(Problem set):
1. Can you revise the comments on Ontario beer sales between "John replying to" and "better selection anyways.", inclusive, so that "Ontarians" becomes "Ontario residents"?
2. Would you resume the comment thread about Ontario beer sales from where it stops?

(Source extract):
Matt / July 18, 2012 at 04:03 pm
I aim to buy my beer at the LCBO whenever possible because of the selection and the so called browsing experience. In general, I find Ontario's liquor laws to be absolutely maddening.
W. K. Lis / July 18, 2012 at 04:12 pm
End the Beer Store and LCBO monopolies.
John replying to a comment from Ted / July 18, 2012 at 04:15 pm
None of that addresses the reality that Ontarians want change and they want more convenience in beer retailing. People are tired of only one choice with limited hours and inconvenient locations. Our view is leave the LCBO alone, and leave the Beer Store alone, but let's broaden the points of retail sales to include responsible community convenience store retailers. A clear majority of Ontarians are asking for this.
Alex / July 18, 2012 at 04:19 pm
Buy straight from the microbrews
Dan J / July 18, 2012 at 04:22 pm
I honestly thought the beer store was government run. I haven't bought beer from the beer store in a very long time though, as there are about 3 LCBOs within a 10 minute drive of my house. They all offer a much, MUCH better selection anyways.

(Dataset entries):
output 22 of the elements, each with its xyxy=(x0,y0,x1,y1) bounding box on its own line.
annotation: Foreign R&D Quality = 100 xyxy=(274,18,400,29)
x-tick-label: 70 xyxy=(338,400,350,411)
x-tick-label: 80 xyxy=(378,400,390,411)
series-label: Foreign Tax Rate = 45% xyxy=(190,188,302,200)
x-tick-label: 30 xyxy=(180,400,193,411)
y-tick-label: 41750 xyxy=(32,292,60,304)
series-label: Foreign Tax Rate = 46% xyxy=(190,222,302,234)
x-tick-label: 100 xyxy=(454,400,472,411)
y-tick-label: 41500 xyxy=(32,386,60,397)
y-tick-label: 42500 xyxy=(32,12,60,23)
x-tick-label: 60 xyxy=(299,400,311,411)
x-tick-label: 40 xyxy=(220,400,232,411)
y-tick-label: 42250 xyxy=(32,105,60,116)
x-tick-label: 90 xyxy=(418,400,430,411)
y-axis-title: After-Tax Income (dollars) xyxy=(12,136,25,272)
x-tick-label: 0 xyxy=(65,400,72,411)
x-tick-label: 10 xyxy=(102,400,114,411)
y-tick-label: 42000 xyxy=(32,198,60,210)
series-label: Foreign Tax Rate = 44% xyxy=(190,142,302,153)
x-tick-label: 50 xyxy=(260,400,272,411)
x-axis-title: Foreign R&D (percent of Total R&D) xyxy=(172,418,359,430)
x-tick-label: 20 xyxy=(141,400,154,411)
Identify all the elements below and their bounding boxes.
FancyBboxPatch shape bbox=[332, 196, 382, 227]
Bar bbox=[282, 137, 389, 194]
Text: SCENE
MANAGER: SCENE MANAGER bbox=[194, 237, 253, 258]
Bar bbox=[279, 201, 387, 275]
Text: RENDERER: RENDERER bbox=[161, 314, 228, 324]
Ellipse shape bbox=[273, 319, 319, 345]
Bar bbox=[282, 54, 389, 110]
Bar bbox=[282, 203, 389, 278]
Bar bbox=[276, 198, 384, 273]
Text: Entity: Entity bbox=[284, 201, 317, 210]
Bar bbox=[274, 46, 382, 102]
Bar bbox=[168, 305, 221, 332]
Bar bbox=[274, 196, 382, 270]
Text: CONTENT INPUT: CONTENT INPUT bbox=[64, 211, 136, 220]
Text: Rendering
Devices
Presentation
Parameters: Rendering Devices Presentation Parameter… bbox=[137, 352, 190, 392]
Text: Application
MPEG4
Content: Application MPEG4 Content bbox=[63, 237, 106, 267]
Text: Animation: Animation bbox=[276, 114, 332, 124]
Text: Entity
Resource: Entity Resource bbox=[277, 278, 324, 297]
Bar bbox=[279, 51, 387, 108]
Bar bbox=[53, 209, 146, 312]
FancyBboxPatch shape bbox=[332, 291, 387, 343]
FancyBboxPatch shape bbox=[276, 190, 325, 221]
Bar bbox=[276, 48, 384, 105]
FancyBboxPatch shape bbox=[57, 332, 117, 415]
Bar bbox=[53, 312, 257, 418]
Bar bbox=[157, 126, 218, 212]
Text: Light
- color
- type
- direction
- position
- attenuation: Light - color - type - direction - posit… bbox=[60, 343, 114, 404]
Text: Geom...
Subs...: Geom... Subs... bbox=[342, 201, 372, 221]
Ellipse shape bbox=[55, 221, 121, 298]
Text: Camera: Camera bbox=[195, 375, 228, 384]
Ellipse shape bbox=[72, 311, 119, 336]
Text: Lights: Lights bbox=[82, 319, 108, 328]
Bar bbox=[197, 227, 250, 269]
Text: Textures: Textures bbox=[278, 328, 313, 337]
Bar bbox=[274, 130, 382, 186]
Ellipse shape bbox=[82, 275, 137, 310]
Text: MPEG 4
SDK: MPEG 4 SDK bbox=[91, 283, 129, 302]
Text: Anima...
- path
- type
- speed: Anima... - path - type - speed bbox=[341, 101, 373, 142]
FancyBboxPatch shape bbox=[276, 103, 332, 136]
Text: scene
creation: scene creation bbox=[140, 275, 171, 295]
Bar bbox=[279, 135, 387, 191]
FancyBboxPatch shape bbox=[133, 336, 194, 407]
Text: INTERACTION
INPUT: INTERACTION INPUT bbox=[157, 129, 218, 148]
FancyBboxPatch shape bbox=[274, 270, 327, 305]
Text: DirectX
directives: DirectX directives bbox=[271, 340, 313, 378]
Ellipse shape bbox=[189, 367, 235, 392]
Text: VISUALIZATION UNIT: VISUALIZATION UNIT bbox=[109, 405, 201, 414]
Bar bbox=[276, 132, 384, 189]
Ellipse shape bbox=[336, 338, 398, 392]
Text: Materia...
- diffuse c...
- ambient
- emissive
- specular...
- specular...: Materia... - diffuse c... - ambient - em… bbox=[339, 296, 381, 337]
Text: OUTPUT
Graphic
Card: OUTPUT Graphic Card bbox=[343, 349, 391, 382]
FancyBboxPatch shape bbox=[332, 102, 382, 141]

(Answers per task):
1.
John replying to a comment from Ted / July 18, 2012 at 04:15 pm
None of that addresses the reality that Ontario residents want change and they want more convenience in beer retailing. People are tired of only one choice with limited hours and inconvenient locations. Our view is leave the LCBO alone, and leave the Beer Store alone, but let's broaden the points of retail sales to include responsible community convenience store retailers. A clear majority of Ontario residents are asking for this.
Alex / July 18, 2012 at 04:19 pm
Buy straight from the microbrews
Dan J / July 18, 2012 at 04:22 pm
I honestly thought the beer store was government run. I haven't bought beer from the beer store in a very long time though, as there are about 3 LCBOs within a 10 minute drive of my house. They all offer a much, MUCH better selection anyways.

2.
The only downside is returning empties can be a bit of a pain when I have 30 loose cans and bottles :-P Very small price to pay though for excellent beer.
This Post Brought To You By Budweiser: The King of Beers / July 18, 2012 at 04:34 pm
imagine if you will, a future where you cna walk into any store and buy a beer. then you walk outside and crack it open and drink it right there!!! …well, this is pure science fiction so don't get any ideas.
Donald / July 18, 2012 at 05:01 pm
I haven't been in an Ontario beer store in 10+ years as they are about the worst possible shopping experience.

Indeed they have a large selection, horribly displayed with no accompanying information, don't touch the bottle displays, etc. Ask for a beer not in their top 10 sellers and the entire process grinds to a halt as they search for it in the warehouse, the line behind gets restless, the warehouse flunky comes to the front asking to spell the beer name, the cash register flunky is searching for the hotkey on the register. Truly a horrible experience.

It's painful to admit but the province does reap benefits from both the beer store and LCBO retail models. But they also greatly harm small and new drinks' entrepreneurs. Simply Ontario needs a third beer, wine and spirits retail marketing system, perhaps a beer store similar original intent in the form of a made in Ontario retail consortium whose only entrance requirement is just that: made in Ontario.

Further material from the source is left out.